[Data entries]
==============================
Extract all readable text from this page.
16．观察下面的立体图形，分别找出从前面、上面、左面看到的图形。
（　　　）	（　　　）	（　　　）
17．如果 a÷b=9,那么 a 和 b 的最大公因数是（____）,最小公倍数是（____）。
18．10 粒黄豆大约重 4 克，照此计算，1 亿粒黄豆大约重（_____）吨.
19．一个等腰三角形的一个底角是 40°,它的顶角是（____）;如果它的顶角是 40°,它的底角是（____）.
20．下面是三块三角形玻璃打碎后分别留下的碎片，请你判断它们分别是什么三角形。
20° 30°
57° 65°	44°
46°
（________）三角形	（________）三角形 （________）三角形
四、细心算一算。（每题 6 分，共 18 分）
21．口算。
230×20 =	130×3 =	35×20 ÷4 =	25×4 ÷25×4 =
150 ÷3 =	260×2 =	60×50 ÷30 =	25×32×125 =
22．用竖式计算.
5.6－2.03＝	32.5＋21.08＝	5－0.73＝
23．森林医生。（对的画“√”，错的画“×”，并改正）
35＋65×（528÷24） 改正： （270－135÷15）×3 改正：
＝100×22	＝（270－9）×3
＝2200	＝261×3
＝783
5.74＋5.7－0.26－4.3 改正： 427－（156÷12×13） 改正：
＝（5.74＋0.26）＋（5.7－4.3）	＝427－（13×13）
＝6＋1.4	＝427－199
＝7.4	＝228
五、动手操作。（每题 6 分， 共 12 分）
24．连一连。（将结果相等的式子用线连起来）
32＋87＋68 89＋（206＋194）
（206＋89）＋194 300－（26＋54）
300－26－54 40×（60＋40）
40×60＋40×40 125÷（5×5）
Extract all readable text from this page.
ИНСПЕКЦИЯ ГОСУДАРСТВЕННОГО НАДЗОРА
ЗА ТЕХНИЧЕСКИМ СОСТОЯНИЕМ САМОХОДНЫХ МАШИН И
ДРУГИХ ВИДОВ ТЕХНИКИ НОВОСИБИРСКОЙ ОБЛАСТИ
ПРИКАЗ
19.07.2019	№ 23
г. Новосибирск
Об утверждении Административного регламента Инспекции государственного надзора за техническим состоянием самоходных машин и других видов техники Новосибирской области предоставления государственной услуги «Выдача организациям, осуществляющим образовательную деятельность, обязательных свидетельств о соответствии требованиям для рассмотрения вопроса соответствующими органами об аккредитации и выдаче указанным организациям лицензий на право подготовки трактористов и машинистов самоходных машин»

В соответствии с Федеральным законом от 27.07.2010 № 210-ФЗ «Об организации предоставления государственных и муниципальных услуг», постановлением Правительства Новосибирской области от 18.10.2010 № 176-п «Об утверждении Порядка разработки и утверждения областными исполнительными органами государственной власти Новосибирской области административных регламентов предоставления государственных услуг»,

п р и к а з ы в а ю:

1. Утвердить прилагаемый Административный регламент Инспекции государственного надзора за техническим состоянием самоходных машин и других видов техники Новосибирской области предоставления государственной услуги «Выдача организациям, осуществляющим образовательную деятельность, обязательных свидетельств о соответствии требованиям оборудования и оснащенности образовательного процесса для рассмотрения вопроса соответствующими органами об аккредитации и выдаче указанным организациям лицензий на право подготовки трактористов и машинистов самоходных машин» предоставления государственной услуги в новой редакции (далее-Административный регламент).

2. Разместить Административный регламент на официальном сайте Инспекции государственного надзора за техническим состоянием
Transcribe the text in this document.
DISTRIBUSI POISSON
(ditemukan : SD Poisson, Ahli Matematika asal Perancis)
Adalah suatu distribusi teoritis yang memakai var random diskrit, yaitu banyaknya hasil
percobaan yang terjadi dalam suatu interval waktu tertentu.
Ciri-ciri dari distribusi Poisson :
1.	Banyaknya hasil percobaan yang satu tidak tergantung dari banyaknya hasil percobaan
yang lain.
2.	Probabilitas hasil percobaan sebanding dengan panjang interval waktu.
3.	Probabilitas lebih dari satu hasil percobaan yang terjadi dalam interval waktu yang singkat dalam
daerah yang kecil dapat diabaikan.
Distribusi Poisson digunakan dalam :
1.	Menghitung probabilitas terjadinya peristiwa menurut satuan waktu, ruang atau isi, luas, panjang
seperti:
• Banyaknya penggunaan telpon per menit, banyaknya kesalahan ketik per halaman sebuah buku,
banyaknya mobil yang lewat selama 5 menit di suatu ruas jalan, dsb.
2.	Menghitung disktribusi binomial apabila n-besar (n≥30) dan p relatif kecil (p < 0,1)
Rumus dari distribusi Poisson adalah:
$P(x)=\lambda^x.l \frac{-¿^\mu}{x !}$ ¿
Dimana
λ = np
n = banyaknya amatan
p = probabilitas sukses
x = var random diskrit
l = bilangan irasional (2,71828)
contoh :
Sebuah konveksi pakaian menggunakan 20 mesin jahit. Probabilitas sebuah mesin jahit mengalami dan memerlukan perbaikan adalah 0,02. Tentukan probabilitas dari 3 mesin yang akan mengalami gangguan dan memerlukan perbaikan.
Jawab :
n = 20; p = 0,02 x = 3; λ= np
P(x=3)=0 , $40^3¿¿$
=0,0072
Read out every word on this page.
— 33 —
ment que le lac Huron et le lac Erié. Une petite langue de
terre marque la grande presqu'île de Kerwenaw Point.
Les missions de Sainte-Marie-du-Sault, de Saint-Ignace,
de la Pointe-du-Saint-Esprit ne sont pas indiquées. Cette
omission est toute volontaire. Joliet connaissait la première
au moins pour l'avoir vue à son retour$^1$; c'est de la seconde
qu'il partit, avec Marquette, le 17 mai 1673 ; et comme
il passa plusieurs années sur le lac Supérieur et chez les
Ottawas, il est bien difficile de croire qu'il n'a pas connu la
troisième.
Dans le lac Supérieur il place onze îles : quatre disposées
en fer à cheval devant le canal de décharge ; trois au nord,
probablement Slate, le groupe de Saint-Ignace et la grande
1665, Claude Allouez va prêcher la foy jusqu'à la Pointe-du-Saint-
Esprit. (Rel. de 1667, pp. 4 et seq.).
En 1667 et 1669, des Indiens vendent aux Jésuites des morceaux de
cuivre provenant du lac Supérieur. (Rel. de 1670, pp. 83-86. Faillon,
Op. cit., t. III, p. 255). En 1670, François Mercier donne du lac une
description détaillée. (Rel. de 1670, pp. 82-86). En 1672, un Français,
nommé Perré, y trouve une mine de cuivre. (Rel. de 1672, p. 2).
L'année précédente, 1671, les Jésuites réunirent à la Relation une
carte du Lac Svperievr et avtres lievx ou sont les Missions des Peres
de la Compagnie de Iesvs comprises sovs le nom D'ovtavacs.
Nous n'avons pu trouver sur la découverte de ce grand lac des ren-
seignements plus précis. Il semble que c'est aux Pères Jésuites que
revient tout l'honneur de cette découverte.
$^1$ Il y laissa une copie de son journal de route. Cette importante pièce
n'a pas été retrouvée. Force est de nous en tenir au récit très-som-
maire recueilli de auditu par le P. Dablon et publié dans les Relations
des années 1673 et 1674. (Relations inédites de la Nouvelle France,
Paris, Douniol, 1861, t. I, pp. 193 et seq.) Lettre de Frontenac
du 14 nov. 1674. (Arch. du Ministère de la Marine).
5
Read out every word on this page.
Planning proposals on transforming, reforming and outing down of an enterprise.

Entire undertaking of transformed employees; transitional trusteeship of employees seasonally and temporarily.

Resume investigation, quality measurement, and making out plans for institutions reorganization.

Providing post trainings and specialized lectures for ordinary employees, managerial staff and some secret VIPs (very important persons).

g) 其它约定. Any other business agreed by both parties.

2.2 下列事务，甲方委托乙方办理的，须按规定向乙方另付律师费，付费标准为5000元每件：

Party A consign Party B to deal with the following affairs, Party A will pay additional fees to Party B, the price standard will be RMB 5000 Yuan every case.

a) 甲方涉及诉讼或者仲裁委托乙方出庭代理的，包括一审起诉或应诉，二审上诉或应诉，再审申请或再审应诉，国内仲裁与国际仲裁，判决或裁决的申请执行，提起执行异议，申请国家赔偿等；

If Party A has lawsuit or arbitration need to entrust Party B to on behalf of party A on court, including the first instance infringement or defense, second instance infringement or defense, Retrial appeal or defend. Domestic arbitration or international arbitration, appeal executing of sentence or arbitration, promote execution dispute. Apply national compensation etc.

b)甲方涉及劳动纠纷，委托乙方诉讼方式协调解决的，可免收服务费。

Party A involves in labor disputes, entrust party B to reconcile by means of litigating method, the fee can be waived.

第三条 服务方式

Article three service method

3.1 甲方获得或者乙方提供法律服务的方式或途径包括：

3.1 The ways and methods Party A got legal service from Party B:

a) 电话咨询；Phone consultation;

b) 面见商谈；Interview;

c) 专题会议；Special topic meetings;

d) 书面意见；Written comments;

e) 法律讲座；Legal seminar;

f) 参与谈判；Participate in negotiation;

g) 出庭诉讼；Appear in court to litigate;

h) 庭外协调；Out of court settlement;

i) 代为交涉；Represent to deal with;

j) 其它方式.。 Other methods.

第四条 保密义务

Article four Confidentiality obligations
==============================
Find the word "employees" in the data and copy out each line where it turns up.

Exercise solution -
Entire undertaking of transformed employees; transitional trusteeship of employees seasonally and temporarily.
Providing post trainings and specialized lectures for ordinary employees, managerial staff and some secret VIPs (very important persons).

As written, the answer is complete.